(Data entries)
--------------------------------

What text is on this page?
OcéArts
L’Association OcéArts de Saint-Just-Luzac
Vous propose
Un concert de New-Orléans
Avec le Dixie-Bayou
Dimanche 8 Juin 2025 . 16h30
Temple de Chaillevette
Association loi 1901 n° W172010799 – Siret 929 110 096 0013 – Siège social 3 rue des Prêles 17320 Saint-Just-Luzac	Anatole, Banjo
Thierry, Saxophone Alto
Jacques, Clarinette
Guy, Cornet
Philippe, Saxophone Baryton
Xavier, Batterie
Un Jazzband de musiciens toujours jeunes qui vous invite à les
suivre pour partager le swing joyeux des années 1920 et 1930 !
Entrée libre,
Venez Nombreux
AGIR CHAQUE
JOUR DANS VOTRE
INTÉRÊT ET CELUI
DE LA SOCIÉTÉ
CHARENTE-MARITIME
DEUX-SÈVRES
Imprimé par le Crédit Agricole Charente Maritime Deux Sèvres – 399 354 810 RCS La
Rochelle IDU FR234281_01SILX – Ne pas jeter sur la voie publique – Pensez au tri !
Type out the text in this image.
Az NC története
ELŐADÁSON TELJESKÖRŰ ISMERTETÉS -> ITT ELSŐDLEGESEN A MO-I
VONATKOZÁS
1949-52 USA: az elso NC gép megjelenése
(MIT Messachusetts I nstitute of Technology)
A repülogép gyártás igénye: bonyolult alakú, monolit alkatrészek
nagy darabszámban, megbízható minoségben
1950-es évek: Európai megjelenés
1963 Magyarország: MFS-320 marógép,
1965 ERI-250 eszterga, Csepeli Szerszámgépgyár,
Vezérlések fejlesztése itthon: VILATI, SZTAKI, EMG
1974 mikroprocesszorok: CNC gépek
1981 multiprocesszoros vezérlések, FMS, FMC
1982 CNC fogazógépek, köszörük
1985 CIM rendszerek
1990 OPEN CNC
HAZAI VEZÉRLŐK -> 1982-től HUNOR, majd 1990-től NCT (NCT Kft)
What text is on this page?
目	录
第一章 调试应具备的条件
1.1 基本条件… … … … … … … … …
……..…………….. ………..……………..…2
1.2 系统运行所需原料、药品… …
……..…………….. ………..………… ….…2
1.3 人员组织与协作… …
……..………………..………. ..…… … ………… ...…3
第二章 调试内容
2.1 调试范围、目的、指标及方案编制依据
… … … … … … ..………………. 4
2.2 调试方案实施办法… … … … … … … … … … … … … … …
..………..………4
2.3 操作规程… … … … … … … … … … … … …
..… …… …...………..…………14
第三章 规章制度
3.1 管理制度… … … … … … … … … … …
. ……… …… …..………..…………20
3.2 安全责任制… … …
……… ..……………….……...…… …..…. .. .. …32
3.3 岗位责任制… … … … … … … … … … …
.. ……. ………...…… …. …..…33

--------------------------------

Work instructions -
Count up the lines in the listing that hold the word "Saxophone", and give that number only.

Response to this task -
2